Request A:
Reproduce the lines of the records exactly, starting at the line that contains "message-time: 14:53 <box>379 386" and ending at the line that contains "message-list: STORING ANTIBLOKKEERSYSTEEM", with both of those lines included.

Given text:
******

# Snapper tractor and snowblower



## Old_Nodaker (Nov 1, 2003)

I'm going to look at a 11 hp snapper with a 2 year old snowblower on it. Price $650. Thats all the women could tell me, her husband was gone. Can anyone give me a clue ahead of time what it might be and opinions? I'm just looking for something that will do light snowfalls so I don't have to haul my JD between work and home so much.


----------



## jodyand (Sep 16, 2003)

How old is it :question:Snapper made some nice LTs and GTs. I know when most people think of Snappers the think RERs but they made good tractors as well. As long as it runs good and look descent along with the snow blower sound like a descent price to me.


----------



## Old_Nodaker (Nov 1, 2003)

I don't know yet how old it is, I'd assume that being a 11 horse that it's fairly old.


----------



## Old_Nodaker (Nov 1, 2003)

I was concerened about 11 hp, but have heard plenty of people say its sufficient. Owner figured it was an early 80's model. I bought it for $600. Has a low-high range hydro tranny of some sort. The blower is a two stage, basicly new, and has the chains and weights. If nothing else, I'll adapt the blower to my 318 JD.


----------



## jodyand (Sep 16, 2003)

Thats great i take it was in good shape then.


----------



## Old_Nodaker (Nov 1, 2003)

Not to bad shape, started and ran fine. I didn't go over it very closely as it was obvious the blower was worth the price. I can have the shop kids overhaul it if needed. I have to go back with a trailer to pick it up.

******

Request B:
Write out the passage of the Snapper tractor thread word for word, starting at "I was concerened" and ending at "good shape then.".

Records for the task:
******

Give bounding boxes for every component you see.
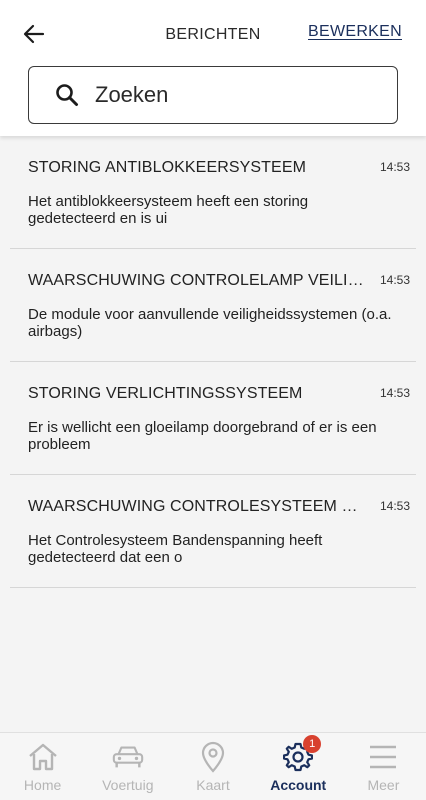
message-time: 14:53 <box>379 386 410 400</box>
message-body: De module voor aanvullende veiligheidssy… <box>28 306 392 340</box>
notification-badge: 1 <box>303 735 322 753</box>
message-item[interactable]: STORING VERLICHTINGSSYSTEEM 14:53 Er is … <box>10 362 416 475</box>
car-icon <box>111 741 145 773</box>
nav-label: Account <box>270 777 327 793</box>
nav-account[interactable]: 1 Account <box>256 733 341 800</box>
bottom-navigation: Home Voertuig Kaart 1 Account Meer <box>0 732 426 800</box>
nav-label: Home <box>23 777 62 793</box>
message-item[interactable]: WAARSCHUWING CONTROLESYSTEEM BANDEN... 1… <box>10 475 416 588</box>
edit-button[interactable]: BEWERKEN <box>308 23 402 41</box>
menu-icon <box>366 741 400 773</box>
message-time: 14:53 <box>379 499 410 513</box>
message-title: WAARSCHUWING CONTROLELAMP VEILIGHEIDS... <box>28 272 364 289</box>
nav-home[interactable]: Home <box>0 733 85 800</box>
message-body: Het Controlesysteem Bandenspanning heeft… <box>28 532 323 566</box>
message-time: 14:53 <box>379 160 410 174</box>
message-body: Het antiblokkeersysteem heeft een storin… <box>28 193 309 227</box>
home-icon <box>26 741 60 773</box>
app-header: BERICHTEN BEWERKEN <box>0 0 426 136</box>
nav-label: Kaart <box>196 777 230 793</box>
gear-icon: 1 <box>281 735 322 773</box>
map-pin-icon <box>196 741 230 773</box>
message-title: STORING ANTIBLOKKEERSYSTEEM <box>28 159 307 176</box>
nav-map[interactable]: Kaart <box>170 733 255 800</box>
message-time: 14:53 <box>379 273 410 287</box>
search-box <box>28 66 398 124</box>
message-list: STORING ANTIBLOKKEERSYSTEEM 14:53 Het an… <box>0 136 426 588</box>
search-icon[interactable] <box>53 81 81 109</box>
nav-label: Voertuig <box>102 777 154 793</box>
message-item[interactable]: WAARSCHUWING CONTROLELAMP VEILIGHEIDS...… <box>10 249 416 362</box>
nav-more[interactable]: Meer <box>341 733 426 800</box>
message-title: WAARSCHUWING CONTROLESYSTEEM BANDEN... <box>28 498 364 515</box>
search-input[interactable] <box>95 82 375 108</box>
message-item[interactable]: STORING ANTIBLOKKEERSYSTEEM 14:53 Het an… <box>10 136 416 249</box>
nav-label: Meer <box>367 777 400 793</box>
message-body: Er is wellicht een gloeilamp doorgebrand… <box>28 419 377 453</box>
message-title: STORING VERLICHTINGSSYSTEEM <box>28 385 303 402</box>
nav-vehicle[interactable]: Voertuig <box>85 733 170 800</box>
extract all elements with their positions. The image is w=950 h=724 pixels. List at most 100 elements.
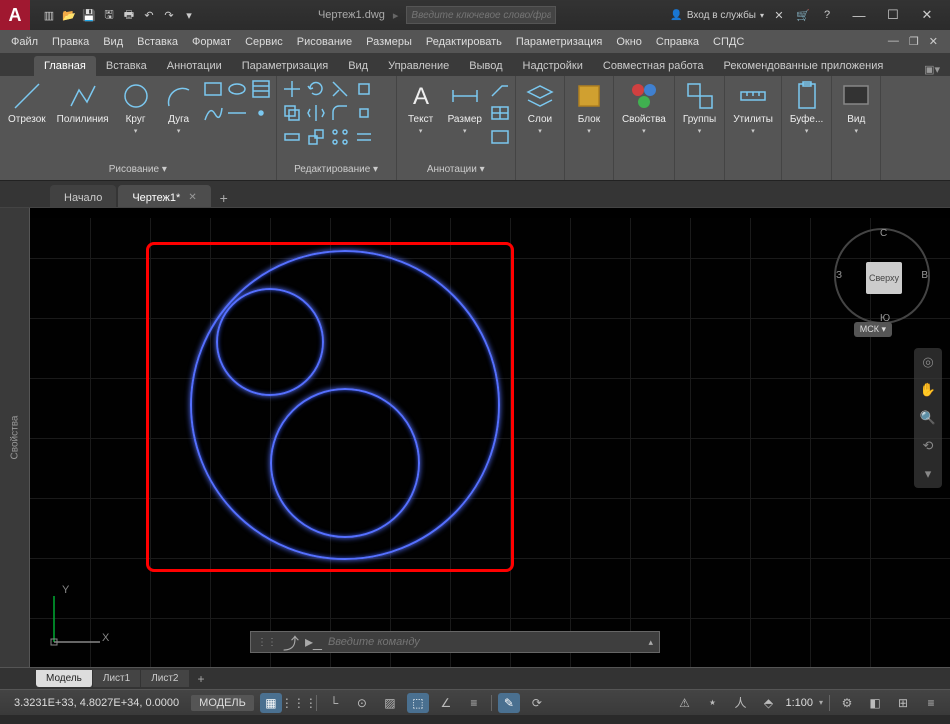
properties-button[interactable]: Свойства▾ bbox=[618, 78, 670, 137]
app-logo[interactable]: A bbox=[0, 0, 30, 30]
viewcube-west[interactable]: З bbox=[836, 270, 842, 281]
circle-medium[interactable] bbox=[270, 388, 420, 538]
ortho-toggle-icon[interactable]: └ bbox=[323, 693, 345, 713]
clipboard-button[interactable]: Буфе...▾ bbox=[786, 78, 827, 137]
ribbon-tab-view[interactable]: Вид bbox=[338, 56, 378, 76]
annotation-scale-value[interactable]: 1:100 bbox=[785, 697, 813, 709]
cmdline-recent-icon[interactable]: ▴ bbox=[648, 637, 653, 648]
selection-cycling-icon[interactable]: ⟳ bbox=[526, 693, 548, 713]
draw-panel-title[interactable]: Рисование ▾ bbox=[4, 162, 272, 180]
ribbon-tab-annotate[interactable]: Аннотации bbox=[157, 56, 232, 76]
minimize-button[interactable]: — bbox=[842, 0, 876, 30]
exchange-icon[interactable]: ✕ bbox=[770, 6, 788, 24]
polyline-button[interactable]: Полилиния bbox=[53, 78, 113, 127]
menu-file[interactable]: Файл bbox=[4, 33, 45, 51]
rectangle-icon[interactable] bbox=[202, 78, 224, 100]
cart-icon[interactable]: 🛒 bbox=[794, 6, 812, 24]
mirror-icon[interactable] bbox=[305, 102, 327, 124]
menu-parametric[interactable]: Параметризация bbox=[509, 33, 609, 51]
block-button[interactable]: Блок▾ bbox=[569, 78, 609, 137]
ribbon-tab-featured[interactable]: Рекомендованные приложения bbox=[714, 56, 894, 76]
menu-modify[interactable]: Редактировать bbox=[419, 33, 509, 51]
workspace-switch-icon[interactable]: ⚙ bbox=[836, 693, 858, 713]
autoscale-icon[interactable]: ⬘ bbox=[757, 693, 779, 713]
ribbon-tab-addins[interactable]: Надстройки bbox=[513, 56, 593, 76]
groups-button[interactable]: Группы▾ bbox=[679, 78, 720, 137]
offset-icon[interactable] bbox=[353, 126, 375, 148]
layout-tab-sheet1[interactable]: Лист1 bbox=[93, 670, 141, 687]
menu-help[interactable]: Справка bbox=[649, 33, 706, 51]
menu-insert[interactable]: Вставка bbox=[130, 33, 185, 51]
new-tab-button[interactable]: + bbox=[213, 189, 235, 207]
qat-more-icon[interactable]: ▾ bbox=[180, 6, 198, 24]
menu-window[interactable]: Окно bbox=[609, 33, 649, 51]
hatch-icon[interactable] bbox=[250, 78, 272, 100]
menu-format[interactable]: Формат bbox=[185, 33, 238, 51]
doc-min-icon[interactable]: — bbox=[884, 35, 903, 48]
arc-button[interactable]: Дуга ▾ bbox=[159, 78, 199, 137]
ribbon-tab-manage[interactable]: Управление bbox=[378, 56, 459, 76]
nav-wheel-icon[interactable]: ◎ bbox=[918, 352, 938, 372]
modify-panel-title[interactable]: Редактирование ▾ bbox=[281, 162, 392, 180]
layers-button[interactable]: Слои▾ bbox=[520, 78, 560, 137]
explode-icon[interactable] bbox=[353, 102, 375, 124]
model-space-badge[interactable]: МОДЕЛЬ bbox=[191, 695, 254, 711]
line-button[interactable]: Отрезок bbox=[4, 78, 50, 127]
save-icon[interactable]: 💾 bbox=[80, 6, 98, 24]
otrack-toggle-icon[interactable]: ∠ bbox=[435, 693, 457, 713]
leader-icon[interactable] bbox=[489, 78, 511, 100]
quick-properties-icon[interactable]: ⊞ bbox=[892, 693, 914, 713]
nav-showmo-icon[interactable]: ▾ bbox=[918, 464, 938, 484]
viewcube-east[interactable]: В bbox=[921, 270, 928, 281]
snap-toggle-icon[interactable]: ⋮⋮⋮ bbox=[288, 693, 310, 713]
drawing-canvas[interactable]: Y X Сверху С Ю В З МСК ▾ ◎ ✋ 🔍 ⟲ ▾ ⋮⋮ ⤴ bbox=[30, 218, 950, 667]
menu-spds[interactable]: СПДС bbox=[706, 33, 751, 51]
undo-icon[interactable]: ↶ bbox=[140, 6, 158, 24]
layout-add-button[interactable]: + bbox=[190, 670, 213, 688]
menu-dimension[interactable]: Размеры bbox=[359, 33, 419, 51]
ribbon-tab-insert[interactable]: Вставка bbox=[96, 56, 157, 76]
cmdline-history-icon[interactable]: ⤴ bbox=[283, 630, 299, 654]
ribbon-tab-home[interactable]: Главная bbox=[34, 56, 96, 76]
polar-toggle-icon[interactable]: ⊙ bbox=[351, 693, 373, 713]
table-icon[interactable] bbox=[489, 102, 511, 124]
rotate-icon[interactable] bbox=[305, 78, 327, 100]
help-icon[interactable]: ? bbox=[818, 6, 836, 24]
ribbon-panel-toggle-icon[interactable]: ▣▾ bbox=[924, 63, 940, 76]
isodraft-toggle-icon[interactable]: ▨ bbox=[379, 693, 401, 713]
command-input[interactable] bbox=[328, 636, 643, 648]
nav-pan-icon[interactable]: ✋ bbox=[918, 380, 938, 400]
annotation-monitor-icon[interactable]: ⚠ bbox=[673, 693, 695, 713]
scale-icon[interactable] bbox=[305, 126, 327, 148]
spline-icon[interactable] bbox=[202, 102, 224, 124]
text-button[interactable]: A Текст▾ bbox=[401, 78, 441, 137]
redo-icon[interactable]: ↷ bbox=[160, 6, 178, 24]
new-icon[interactable]: ▥ bbox=[40, 6, 58, 24]
close-button[interactable]: ✕ bbox=[910, 0, 944, 30]
doc-restore-icon[interactable]: ❐ bbox=[905, 35, 923, 48]
layout-tab-model[interactable]: Модель bbox=[36, 670, 93, 687]
annotation-scale-icon[interactable]: ⭑ bbox=[701, 693, 723, 713]
maximize-button[interactable]: ☐ bbox=[876, 0, 910, 30]
wcs-selector[interactable]: МСК ▾ bbox=[854, 322, 892, 337]
stretch-icon[interactable] bbox=[281, 126, 303, 148]
tab-close-icon[interactable]: ✕ bbox=[188, 192, 196, 203]
cmdline-grip-icon[interactable]: ⋮⋮ bbox=[257, 637, 277, 648]
annot-panel-title[interactable]: Аннотации ▾ bbox=[401, 162, 511, 180]
point-icon[interactable] bbox=[250, 102, 272, 124]
open-icon[interactable]: 📂 bbox=[60, 6, 78, 24]
circle-button[interactable]: Круг ▾ bbox=[116, 78, 156, 137]
array-icon[interactable] bbox=[329, 126, 351, 148]
utilities-button[interactable]: Утилиты▾ bbox=[729, 78, 777, 137]
coordinates-readout[interactable]: 3.3231E+33, 4.8027E+34, 0.0000 bbox=[8, 697, 185, 709]
viewcube[interactable]: Сверху С Ю В З bbox=[834, 228, 930, 324]
menu-draw[interactable]: Рисование bbox=[290, 33, 359, 51]
ribbon-tab-collaborate[interactable]: Совместная работа bbox=[593, 56, 714, 76]
view-button[interactable]: Вид▾ bbox=[836, 78, 876, 137]
properties-palette-collapsed[interactable]: Свойства bbox=[0, 208, 30, 667]
ellipse-icon[interactable] bbox=[226, 78, 248, 100]
nav-zoom-icon[interactable]: 🔍 bbox=[918, 408, 938, 428]
ribbon-tab-output[interactable]: Вывод bbox=[459, 56, 512, 76]
ribbon-tab-parametric[interactable]: Параметризация bbox=[232, 56, 338, 76]
mtext-icon[interactable] bbox=[489, 126, 511, 148]
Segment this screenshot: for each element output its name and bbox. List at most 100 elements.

******

Exercise output A:
message-time: 14:53 <box>379 386 410 400</box>
message-body: De module voor aanvullende veiligheidssy… <box>28 306 392 340</box>
notification-badge: 1 <box>303 735 322 753</box>
message-item[interactable]: STORING VERLICHTINGSSYSTEEM 14:53 Er is … <box>10 362 416 475</box>
car-icon <box>111 741 145 773</box>
nav-label: Account <box>270 777 327 793</box>
nav-account[interactable]: 1 Account <box>256 733 341 800</box>
bottom-navigation: Home Voertuig Kaart 1 Account Meer <box>0 732 426 800</box>
nav-label: Home <box>23 777 62 793</box>
message-item[interactable]: WAARSCHUWING CONTROLESYSTEEM BANDEN... 1… <box>10 475 416 588</box>
edit-button[interactable]: BEWERKEN <box>308 23 402 41</box>
menu-icon <box>366 741 400 773</box>
message-time: 14:53 <box>379 499 410 513</box>
message-title: WAARSCHUWING CONTROLELAMP VEILIGHEIDS... <box>28 272 364 289</box>
nav-home[interactable]: Home <box>0 733 85 800</box>
message-body: Het Controlesysteem Bandenspanning heeft… <box>28 532 323 566</box>
message-time: 14:53 <box>379 160 410 174</box>
message-body: Het antiblokkeersysteem heeft een storin… <box>28 193 309 227</box>
home-icon <box>26 741 60 773</box>
app-header: BERICHTEN BEWERKEN <box>0 0 426 136</box>
nav-label: Kaart <box>196 777 230 793</box>
gear-icon: 1 <box>281 735 322 773</box>
map-pin-icon <box>196 741 230 773</box>
message-title: STORING ANTIBLOKKEERSYSTEEM <box>28 159 307 176</box>
nav-map[interactable]: Kaart <box>170 733 255 800</box>
message-time: 14:53 <box>379 273 410 287</box>
search-box <box>28 66 398 124</box>
message-list: STORING ANTIBLOKKEERSYSTEEM 14:53 Het an… <box>0 136 426 588</box>

Exercise output B:
I was concerened about 11 hp, but have heard plenty of people say its sufficient. Owner figured it was an early 80's model. I bought it for $600. Has a low-high range hydro tranny of some sort. The blower is a two stage, basicly new, and has the chains and weights. If nothing else, I'll adapt the blower to my 318 JD.


----------



## jodyand (Sep 16, 2003)

Thats great i take it was in good shape then.